ENTRIES SUPPLIED.
++++++++

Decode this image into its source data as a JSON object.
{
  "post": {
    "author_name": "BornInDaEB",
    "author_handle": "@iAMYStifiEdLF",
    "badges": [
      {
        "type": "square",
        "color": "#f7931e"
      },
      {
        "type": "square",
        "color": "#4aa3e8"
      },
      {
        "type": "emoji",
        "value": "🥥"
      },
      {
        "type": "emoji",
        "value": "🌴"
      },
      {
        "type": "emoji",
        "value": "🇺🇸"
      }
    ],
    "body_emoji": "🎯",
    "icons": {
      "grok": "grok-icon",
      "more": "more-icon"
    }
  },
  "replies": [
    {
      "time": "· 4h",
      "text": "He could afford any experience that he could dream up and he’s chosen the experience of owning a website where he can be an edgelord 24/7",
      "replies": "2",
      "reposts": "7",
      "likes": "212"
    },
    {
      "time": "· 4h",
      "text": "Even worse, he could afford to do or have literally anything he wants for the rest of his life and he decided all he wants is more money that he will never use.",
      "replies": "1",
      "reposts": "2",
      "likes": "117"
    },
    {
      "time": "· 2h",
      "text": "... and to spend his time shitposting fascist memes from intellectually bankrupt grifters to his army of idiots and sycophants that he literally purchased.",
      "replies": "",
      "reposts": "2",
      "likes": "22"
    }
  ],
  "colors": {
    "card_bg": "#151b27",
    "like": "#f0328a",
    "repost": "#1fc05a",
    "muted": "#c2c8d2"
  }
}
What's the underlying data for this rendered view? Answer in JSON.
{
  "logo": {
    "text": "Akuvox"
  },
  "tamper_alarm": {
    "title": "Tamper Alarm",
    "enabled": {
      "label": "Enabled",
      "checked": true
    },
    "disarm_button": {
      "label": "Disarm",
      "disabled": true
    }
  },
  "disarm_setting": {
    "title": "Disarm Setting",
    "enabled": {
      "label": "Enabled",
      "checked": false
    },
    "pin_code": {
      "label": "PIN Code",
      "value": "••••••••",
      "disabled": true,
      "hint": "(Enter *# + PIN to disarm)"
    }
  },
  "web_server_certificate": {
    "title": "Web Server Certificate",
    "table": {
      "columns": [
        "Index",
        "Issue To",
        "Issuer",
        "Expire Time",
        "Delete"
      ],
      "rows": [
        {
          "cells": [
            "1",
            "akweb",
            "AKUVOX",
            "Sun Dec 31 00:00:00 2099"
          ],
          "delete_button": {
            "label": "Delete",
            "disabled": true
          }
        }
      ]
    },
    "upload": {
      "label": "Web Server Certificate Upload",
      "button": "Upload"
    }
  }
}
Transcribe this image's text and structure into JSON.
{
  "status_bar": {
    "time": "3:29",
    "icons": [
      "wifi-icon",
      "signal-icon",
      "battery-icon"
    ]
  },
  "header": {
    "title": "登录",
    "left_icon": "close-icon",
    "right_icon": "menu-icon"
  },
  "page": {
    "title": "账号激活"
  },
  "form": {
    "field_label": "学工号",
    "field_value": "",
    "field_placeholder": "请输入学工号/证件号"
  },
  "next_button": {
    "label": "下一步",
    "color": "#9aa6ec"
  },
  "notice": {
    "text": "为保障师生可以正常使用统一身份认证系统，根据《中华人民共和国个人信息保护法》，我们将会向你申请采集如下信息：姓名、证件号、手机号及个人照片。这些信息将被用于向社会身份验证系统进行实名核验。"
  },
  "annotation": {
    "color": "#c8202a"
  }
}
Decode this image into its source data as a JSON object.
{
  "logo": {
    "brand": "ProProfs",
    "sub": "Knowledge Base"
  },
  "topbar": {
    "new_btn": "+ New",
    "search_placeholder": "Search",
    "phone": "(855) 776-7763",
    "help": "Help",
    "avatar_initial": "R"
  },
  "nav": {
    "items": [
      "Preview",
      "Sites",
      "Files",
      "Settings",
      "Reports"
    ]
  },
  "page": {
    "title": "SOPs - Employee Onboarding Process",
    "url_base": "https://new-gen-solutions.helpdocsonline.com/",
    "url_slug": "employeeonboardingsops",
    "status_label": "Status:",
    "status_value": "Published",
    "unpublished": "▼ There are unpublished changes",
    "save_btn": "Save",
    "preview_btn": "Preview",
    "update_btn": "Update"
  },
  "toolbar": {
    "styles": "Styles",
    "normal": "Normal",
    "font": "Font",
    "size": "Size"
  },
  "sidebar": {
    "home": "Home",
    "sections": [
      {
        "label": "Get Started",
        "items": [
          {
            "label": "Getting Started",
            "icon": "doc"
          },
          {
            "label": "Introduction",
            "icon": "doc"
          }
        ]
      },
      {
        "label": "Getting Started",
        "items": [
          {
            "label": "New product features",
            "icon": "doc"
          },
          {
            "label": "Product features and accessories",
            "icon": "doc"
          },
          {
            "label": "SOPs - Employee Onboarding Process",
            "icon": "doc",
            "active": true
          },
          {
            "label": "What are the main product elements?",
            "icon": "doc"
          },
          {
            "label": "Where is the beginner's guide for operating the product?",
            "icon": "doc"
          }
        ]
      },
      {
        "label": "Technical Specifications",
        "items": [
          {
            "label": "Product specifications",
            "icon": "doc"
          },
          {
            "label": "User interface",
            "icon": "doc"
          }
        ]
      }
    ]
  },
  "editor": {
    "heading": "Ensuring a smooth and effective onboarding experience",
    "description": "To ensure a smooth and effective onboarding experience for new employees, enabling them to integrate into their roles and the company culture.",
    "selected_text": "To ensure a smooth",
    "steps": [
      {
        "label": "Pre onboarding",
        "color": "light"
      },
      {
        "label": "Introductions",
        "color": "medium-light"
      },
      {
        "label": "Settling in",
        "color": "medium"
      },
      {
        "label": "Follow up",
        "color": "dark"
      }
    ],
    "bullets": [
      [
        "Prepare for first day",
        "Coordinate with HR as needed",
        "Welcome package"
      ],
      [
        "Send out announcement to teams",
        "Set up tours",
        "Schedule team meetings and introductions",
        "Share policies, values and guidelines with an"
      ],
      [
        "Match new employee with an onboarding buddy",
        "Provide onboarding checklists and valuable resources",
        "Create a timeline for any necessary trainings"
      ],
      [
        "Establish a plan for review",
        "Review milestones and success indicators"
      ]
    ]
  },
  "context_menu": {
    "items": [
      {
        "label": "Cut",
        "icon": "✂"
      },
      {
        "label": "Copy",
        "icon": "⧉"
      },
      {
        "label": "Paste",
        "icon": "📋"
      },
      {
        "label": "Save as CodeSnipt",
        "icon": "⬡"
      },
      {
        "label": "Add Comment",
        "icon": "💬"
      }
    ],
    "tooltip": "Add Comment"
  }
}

++++++++

GIVEN INSTRUCTION.
Every entry should be output exactly as written, please.

FINAL RESULT.
Decode this image into its source data as a JSON object.
{
  "post": {
    "author_name": "BornInDaEB",
    "author_handle": "@iAMYStifiEdLF",
    "badges": [
      {
        "type": "square",
        "color": "#f7931e"
      },
      {
        "type": "square",
        "color": "#4aa3e8"
      },
      {
        "type": "emoji",
        "value": "🥥"
      },
      {
        "type": "emoji",
        "value": "🌴"
      },
      {
        "type": "emoji",
        "value": "🇺🇸"
      }
    ],
    "body_emoji": "🎯",
    "icons": {
      "grok": "grok-icon",
      "more": "more-icon"
    }
  },
  "replies": [
    {
      "time": "· 4h",
      "text": "He could afford any experience that he could dream up and he’s chosen the experience of owning a website where he can be an edgelord 24/7",
      "replies": "2",
      "reposts": "7",
      "likes": "212"
    },
    {
      "time": "· 4h",
      "text": "Even worse, he could afford to do or have literally anything he wants for the rest of his life and he decided all he wants is more money that he will never use.",
      "replies": "1",
      "reposts": "2",
      "likes": "117"
    },
    {
      "time": "· 2h",
      "text": "... and to spend his time shitposting fascist memes from intellectually bankrupt grifters to his army of idiots and sycophants that he literally purchased.",
      "replies": "",
      "reposts": "2",
      "likes": "22"
    }
  ],
  "colors": {
    "card_bg": "#151b27",
    "like": "#f0328a",
    "repost": "#1fc05a",
    "muted": "#c2c8d2"
  }
}
What's the underlying data for this rendered view? Answer in JSON.
{
  "logo": {
    "text": "Akuvox"
  },
  "tamper_alarm": {
    "title": "Tamper Alarm",
    "enabled": {
      "label": "Enabled",
      "checked": true
    },
    "disarm_button": {
      "label": "Disarm",
      "disabled": true
    }
  },
  "disarm_setting": {
    "title": "Disarm Setting",
    "enabled": {
      "label": "Enabled",
      "checked": false
    },
    "pin_code": {
      "label": "PIN Code",
      "value": "••••••••",
      "disabled": true,
      "hint": "(Enter *# + PIN to disarm)"
    }
  },
  "web_server_certificate": {
    "title": "Web Server Certificate",
    "table": {
      "columns": [
        "Index",
        "Issue To",
        "Issuer",
        "Expire Time",
        "Delete"
      ],
      "rows": [
        {
          "cells": [
            "1",
            "akweb",
            "AKUVOX",
            "Sun Dec 31 00:00:00 2099"
          ],
          "delete_button": {
            "label": "Delete",
            "disabled": true
          }
        }
      ]
    },
    "upload": {
      "label": "Web Server Certificate Upload",
      "button": "Upload"
    }
  }
}
Transcribe this image's text and structure into JSON.
{
  "status_bar": {
    "time": "3:29",
    "icons": [
      "wifi-icon",
      "signal-icon",
      "battery-icon"
    ]
  },
  "header": {
    "title": "登录",
    "left_icon": "close-icon",
    "right_icon": "menu-icon"
  },
  "page": {
    "title": "账号激活"
  },
  "form": {
    "field_label": "学工号",
    "field_value": "",
    "field_placeholder": "请输入学工号/证件号"
  },
  "next_button": {
    "label": "下一步",
    "color": "#9aa6ec"
  },
  "notice": {
    "text": "为保障师生可以正常使用统一身份认证系统，根据《中华人民共和国个人信息保护法》，我们将会向你申请采集如下信息：姓名、证件号、手机号及个人照片。这些信息将被用于向社会身份验证系统进行实名核验。"
  },
  "annotation": {
    "color": "#c8202a"
  }
}
Decode this image into its source data as a JSON object.
{
  "logo": {
    "brand": "ProProfs",
    "sub": "Knowledge Base"
  },
  "topbar": {
    "new_btn": "+ New",
    "search_placeholder": "Search",
    "phone": "(855) 776-7763",
    "help": "Help",
    "avatar_initial": "R"
  },
  "nav": {
    "items": [
      "Preview",
      "Sites",
      "Files",
      "Settings",
      "Reports"
    ]
  },
  "page": {
    "title": "SOPs - Employee Onboarding Process",
    "url_base": "https://new-gen-solutions.helpdocsonline.com/",
    "url_slug": "employeeonboardingsops",
    "status_label": "Status:",
    "status_value": "Published",
    "unpublished": "▼ There are unpublished changes",
    "save_btn": "Save",
    "preview_btn": "Preview",
    "update_btn": "Update"
  },
  "toolbar": {
    "styles": "Styles",
    "normal": "Normal",
    "font": "Font",
    "size": "Size"
  },
  "sidebar": {
    "home": "Home",
    "sections": [
      {
        "label": "Get Started",
        "items": [
          {
            "label": "Getting Started",
            "icon": "doc"
          },
          {
            "label": "Introduction",
            "icon": "doc"
          }
        ]
      },
      {
        "label": "Getting Started",
        "items": [
          {
            "label": "New product features",
            "icon": "doc"
          },
          {
            "label": "Product features and accessories",
            "icon": "doc"
          },
          {
            "label": "SOPs - Employee Onboarding Process",
            "icon": "doc",
            "active": true
          },
          {
            "label": "What are the main product elements?",
            "icon": "doc"
          },
          {
            "label": "Where is the beginner's guide for operating the product?",
            "icon": "doc"
          }
        ]
      },
      {
        "label": "Technical Specifications",
        "items": [
          {
            "label": "Product specifications",
            "icon": "doc"
          },
          {
            "label": "User interface",
            "icon": "doc"
          }
        ]
      }
    ]
  },
  "editor": {
    "heading": "Ensuring a smooth and effective onboarding experience",
    "description": "To ensure a smooth and effective onboarding experience for new employees, enabling them to integrate into their roles and the company culture.",
    "selected_text": "To ensure a smooth",
    "steps": [
      {
        "label": "Pre onboarding",
        "color": "light"
      },
      {
        "label": "Introductions",
        "color": "medium-light"
      },
      {
        "label": "Settling in",
        "color": "medium"
      },
      {
        "label": "Follow up",
        "color": "dark"
      }
    ],
    "bullets": [
      [
        "Prepare for first day",
        "Coordinate with HR as needed",
        "Welcome package"
      ],
      [
        "Send out announcement to teams",
        "Set up tours",
        "Schedule team meetings and introductions",
        "Share policies, values and guidelines with an"
      ],
      [
        "Match new employee with an onboarding buddy",
        "Provide onboarding checklists and valuable resources",
        "Create a timeline for any necessary trainings"
      ],
      [
        "Establish a plan for review",
        "Review milestones and success indicators"
      ]
    ]
  },
  "context_menu": {
    "items": [
      {
        "label": "Cut",
        "icon": "✂"
      },
      {
        "label": "Copy",
        "icon": "⧉"
      },
      {
        "label": "Paste",
        "icon": "📋"
      },
      {
        "label": "Save as CodeSnipt",
        "icon": "⬡"
      },
      {
        "label": "Add Comment",
        "icon": "💬"
      }
    ],
    "tooltip": "Add Comment"
  }
}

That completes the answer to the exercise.